Restate the listing that follows word for word, without its pictures.
** Start of DATA TO USE **
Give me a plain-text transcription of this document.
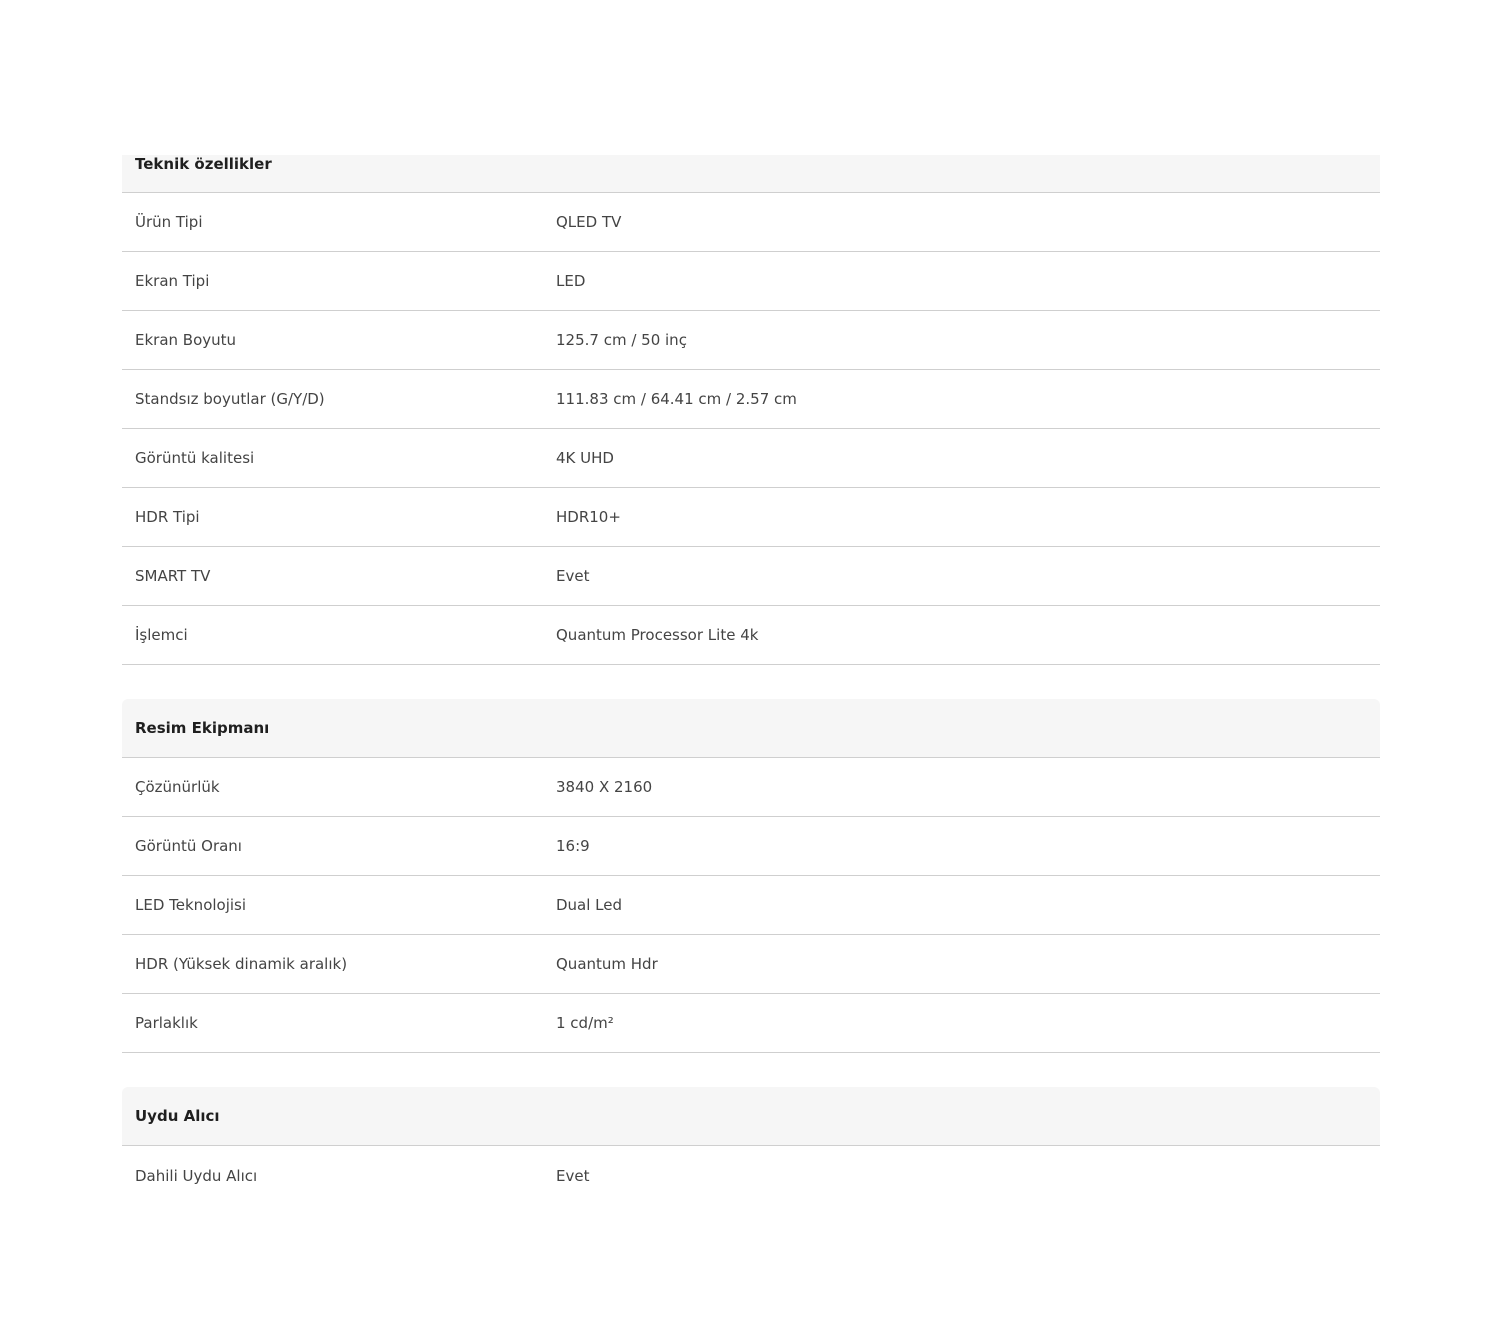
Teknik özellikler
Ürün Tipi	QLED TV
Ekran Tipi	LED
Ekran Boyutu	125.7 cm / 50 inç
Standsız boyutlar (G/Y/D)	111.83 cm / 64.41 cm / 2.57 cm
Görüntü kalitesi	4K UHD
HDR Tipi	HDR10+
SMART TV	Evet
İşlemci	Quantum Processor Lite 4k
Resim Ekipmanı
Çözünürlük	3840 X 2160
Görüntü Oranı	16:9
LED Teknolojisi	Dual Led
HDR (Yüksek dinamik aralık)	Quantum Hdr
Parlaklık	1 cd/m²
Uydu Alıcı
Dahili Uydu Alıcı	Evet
** End of DATA TO USE **
◆ **RESULT**:
Give me a plain-text transcription of this document.
Teknik özellikler
Ürün Tipi	QLED TV
Ekran Tipi	LED
Ekran Boyutu	125.7 cm / 50 inç
Standsız boyutlar (G/Y/D)	111.83 cm / 64.41 cm / 2.57 cm
Görüntü kalitesi	4K UHD
HDR Tipi	HDR10+
SMART TV	Evet
İşlemci	Quantum Processor Lite 4k
Resim Ekipmanı
Çözünürlük	3840 X 2160
Görüntü Oranı	16:9
LED Teknolojisi	Dual Led
HDR (Yüksek dinamik aralık)	Quantum Hdr
Parlaklık	1 cd/m²
Uydu Alıcı
Dahili Uydu Alıcı	Evet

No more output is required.